** start of Stored records **

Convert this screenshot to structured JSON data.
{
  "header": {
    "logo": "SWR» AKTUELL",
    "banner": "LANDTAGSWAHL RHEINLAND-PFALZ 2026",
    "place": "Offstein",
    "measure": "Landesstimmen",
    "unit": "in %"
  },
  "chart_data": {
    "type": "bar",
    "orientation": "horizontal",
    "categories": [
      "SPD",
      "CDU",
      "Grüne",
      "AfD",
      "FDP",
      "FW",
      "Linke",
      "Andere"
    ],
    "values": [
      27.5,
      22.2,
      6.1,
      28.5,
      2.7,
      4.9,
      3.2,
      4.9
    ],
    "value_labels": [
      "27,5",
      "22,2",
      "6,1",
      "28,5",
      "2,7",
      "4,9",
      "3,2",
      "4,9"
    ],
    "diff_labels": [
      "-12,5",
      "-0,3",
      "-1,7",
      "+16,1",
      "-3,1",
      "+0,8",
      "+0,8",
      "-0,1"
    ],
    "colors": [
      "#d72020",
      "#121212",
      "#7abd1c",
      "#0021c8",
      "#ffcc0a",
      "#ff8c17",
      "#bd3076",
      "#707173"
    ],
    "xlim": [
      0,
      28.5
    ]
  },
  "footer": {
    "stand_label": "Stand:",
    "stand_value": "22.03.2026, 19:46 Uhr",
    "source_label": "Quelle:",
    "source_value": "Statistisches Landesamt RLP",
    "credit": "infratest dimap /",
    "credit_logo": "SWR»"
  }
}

** end of Stored records **

Task description –
Give the entries again in full, exactly as they are written.

Exercise response –
Convert this screenshot to structured JSON data.
{
  "header": {
    "logo": "SWR» AKTUELL",
    "banner": "LANDTAGSWAHL RHEINLAND-PFALZ 2026",
    "place": "Offstein",
    "measure": "Landesstimmen",
    "unit": "in %"
  },
  "chart_data": {
    "type": "bar",
    "orientation": "horizontal",
    "categories": [
      "SPD",
      "CDU",
      "Grüne",
      "AfD",
      "FDP",
      "FW",
      "Linke",
      "Andere"
    ],
    "values": [
      27.5,
      22.2,
      6.1,
      28.5,
      2.7,
      4.9,
      3.2,
      4.9
    ],
    "value_labels": [
      "27,5",
      "22,2",
      "6,1",
      "28,5",
      "2,7",
      "4,9",
      "3,2",
      "4,9"
    ],
    "diff_labels": [
      "-12,5",
      "-0,3",
      "-1,7",
      "+16,1",
      "-3,1",
      "+0,8",
      "+0,8",
      "-0,1"
    ],
    "colors": [
      "#d72020",
      "#121212",
      "#7abd1c",
      "#0021c8",
      "#ffcc0a",
      "#ff8c17",
      "#bd3076",
      "#707173"
    ],
    "xlim": [
      0,
      28.5
    ]
  },
  "footer": {
    "stand_label": "Stand:",
    "stand_value": "22.03.2026, 19:46 Uhr",
    "source_label": "Quelle:",
    "source_value": "Statistisches Landesamt RLP",
    "credit": "infratest dimap /",
    "credit_logo": "SWR»"
  }
}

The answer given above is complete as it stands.